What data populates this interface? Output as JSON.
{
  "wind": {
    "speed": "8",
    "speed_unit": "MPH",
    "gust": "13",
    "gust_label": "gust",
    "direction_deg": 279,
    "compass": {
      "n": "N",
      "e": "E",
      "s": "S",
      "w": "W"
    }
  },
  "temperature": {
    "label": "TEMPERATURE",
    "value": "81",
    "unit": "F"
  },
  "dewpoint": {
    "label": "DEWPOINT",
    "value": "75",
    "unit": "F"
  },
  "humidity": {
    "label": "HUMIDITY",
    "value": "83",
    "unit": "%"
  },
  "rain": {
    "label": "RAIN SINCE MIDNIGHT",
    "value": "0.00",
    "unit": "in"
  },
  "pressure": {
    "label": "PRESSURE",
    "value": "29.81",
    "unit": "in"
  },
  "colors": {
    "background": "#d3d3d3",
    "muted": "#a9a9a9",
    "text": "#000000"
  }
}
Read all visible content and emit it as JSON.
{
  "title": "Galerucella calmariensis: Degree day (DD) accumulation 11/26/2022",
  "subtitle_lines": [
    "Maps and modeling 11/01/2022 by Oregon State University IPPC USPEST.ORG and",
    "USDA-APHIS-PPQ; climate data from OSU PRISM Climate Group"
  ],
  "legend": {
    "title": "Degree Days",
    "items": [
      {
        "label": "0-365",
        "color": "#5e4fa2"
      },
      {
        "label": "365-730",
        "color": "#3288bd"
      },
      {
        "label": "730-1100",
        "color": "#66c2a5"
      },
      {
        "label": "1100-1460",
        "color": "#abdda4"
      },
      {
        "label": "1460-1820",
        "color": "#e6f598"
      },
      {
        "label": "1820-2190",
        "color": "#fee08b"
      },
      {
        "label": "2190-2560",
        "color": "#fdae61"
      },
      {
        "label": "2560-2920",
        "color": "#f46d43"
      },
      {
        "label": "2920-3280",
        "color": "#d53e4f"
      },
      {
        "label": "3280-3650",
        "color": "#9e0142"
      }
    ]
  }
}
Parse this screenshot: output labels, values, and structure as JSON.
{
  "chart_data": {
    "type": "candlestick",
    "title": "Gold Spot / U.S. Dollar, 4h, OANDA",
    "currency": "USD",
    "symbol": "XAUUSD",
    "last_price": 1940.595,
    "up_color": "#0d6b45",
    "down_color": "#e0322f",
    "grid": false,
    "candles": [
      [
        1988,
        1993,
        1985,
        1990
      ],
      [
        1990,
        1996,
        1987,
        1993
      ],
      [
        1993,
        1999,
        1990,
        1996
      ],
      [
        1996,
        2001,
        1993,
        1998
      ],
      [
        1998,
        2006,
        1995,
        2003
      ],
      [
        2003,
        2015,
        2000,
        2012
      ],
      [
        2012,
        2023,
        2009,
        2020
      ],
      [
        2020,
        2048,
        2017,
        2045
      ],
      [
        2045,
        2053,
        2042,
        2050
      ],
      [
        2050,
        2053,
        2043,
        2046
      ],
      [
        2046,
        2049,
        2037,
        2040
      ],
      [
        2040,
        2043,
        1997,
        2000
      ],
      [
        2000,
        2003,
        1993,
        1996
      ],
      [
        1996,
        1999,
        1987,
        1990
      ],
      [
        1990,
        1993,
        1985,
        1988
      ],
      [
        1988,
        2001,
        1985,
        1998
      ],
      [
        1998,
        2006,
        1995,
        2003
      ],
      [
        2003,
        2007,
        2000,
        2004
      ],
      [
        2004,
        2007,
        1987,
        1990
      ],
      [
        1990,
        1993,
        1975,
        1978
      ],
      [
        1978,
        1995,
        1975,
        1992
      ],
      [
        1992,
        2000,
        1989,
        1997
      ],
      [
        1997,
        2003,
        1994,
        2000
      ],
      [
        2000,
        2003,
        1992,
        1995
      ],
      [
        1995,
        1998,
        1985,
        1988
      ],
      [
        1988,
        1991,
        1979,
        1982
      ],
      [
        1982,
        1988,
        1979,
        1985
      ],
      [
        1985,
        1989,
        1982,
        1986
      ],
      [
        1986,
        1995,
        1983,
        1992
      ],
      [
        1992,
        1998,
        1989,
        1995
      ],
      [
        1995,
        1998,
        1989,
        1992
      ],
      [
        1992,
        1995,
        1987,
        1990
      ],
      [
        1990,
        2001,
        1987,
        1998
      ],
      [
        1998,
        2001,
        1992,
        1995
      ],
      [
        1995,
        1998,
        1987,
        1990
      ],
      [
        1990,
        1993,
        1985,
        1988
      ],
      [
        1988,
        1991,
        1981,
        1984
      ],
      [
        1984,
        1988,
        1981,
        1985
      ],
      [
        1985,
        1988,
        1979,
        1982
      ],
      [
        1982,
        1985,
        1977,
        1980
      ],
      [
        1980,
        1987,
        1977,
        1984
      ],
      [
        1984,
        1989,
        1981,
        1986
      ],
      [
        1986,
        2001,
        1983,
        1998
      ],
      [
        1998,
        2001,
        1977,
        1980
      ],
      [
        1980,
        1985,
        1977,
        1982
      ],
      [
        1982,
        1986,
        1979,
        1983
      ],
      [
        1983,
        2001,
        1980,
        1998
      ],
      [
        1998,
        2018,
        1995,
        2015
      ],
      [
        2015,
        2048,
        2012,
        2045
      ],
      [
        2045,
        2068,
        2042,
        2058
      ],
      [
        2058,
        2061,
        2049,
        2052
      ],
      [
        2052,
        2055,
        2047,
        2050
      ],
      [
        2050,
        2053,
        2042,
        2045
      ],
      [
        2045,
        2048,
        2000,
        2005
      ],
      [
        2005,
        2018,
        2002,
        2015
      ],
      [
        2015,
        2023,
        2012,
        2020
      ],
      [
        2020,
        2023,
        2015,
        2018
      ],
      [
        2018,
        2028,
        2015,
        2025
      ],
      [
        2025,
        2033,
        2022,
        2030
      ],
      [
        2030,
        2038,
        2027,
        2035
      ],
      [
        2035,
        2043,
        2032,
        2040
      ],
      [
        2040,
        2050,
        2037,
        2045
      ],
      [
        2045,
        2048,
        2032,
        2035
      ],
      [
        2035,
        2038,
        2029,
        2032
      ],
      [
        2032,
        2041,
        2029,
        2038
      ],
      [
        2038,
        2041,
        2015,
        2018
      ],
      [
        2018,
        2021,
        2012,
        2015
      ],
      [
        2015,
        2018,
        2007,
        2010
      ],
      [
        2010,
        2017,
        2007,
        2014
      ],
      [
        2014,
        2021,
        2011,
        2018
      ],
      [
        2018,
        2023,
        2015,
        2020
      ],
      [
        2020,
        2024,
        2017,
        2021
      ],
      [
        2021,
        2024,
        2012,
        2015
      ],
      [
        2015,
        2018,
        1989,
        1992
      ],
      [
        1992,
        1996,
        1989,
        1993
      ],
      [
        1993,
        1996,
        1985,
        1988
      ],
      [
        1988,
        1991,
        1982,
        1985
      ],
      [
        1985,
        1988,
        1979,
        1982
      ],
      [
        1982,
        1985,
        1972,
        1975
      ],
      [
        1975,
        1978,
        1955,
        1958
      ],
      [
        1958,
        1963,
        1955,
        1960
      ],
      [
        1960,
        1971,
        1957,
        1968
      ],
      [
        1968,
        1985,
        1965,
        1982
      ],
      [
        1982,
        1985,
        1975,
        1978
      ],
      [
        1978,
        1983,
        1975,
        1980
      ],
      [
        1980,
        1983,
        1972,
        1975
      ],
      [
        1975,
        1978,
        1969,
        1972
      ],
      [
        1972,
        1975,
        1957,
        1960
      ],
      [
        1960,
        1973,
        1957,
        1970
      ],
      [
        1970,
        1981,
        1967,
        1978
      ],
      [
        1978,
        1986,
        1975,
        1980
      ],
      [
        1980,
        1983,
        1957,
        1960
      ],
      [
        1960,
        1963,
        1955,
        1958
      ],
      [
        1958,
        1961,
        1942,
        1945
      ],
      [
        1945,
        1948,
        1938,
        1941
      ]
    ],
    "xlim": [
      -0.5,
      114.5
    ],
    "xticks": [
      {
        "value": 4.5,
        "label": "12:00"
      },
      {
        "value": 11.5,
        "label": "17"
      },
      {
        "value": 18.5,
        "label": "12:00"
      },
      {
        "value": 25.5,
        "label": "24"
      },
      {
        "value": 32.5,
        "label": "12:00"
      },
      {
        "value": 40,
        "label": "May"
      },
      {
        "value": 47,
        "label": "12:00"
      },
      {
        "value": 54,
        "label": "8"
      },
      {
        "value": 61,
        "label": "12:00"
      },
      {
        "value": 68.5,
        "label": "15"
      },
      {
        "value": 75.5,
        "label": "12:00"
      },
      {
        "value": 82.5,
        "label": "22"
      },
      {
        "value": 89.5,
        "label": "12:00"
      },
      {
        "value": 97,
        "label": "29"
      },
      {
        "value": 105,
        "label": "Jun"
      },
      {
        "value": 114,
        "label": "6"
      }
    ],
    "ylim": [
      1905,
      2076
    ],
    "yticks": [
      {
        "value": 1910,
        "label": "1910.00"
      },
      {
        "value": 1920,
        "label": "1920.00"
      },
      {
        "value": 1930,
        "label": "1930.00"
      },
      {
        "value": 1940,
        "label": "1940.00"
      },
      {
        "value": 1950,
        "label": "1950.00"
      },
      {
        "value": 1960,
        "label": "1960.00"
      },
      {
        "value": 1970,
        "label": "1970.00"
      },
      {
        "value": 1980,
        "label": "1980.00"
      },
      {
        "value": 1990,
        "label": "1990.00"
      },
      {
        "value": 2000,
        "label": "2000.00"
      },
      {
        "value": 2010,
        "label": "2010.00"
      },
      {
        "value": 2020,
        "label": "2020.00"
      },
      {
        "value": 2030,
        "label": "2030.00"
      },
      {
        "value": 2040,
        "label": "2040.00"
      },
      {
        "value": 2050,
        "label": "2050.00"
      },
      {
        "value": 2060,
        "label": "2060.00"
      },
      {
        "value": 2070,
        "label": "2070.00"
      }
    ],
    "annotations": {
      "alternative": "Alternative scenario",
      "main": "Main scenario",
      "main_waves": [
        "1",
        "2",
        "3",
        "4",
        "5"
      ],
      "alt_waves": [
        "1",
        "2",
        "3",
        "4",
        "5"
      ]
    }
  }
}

■ **What you are asked to do**
Show all lines above holding "JSON".

■ **Output for this task**
What data populates this interface? Output as JSON.
Read all visible content and emit it as JSON.
Parse this screenshot: output labels, values, and structure as JSON.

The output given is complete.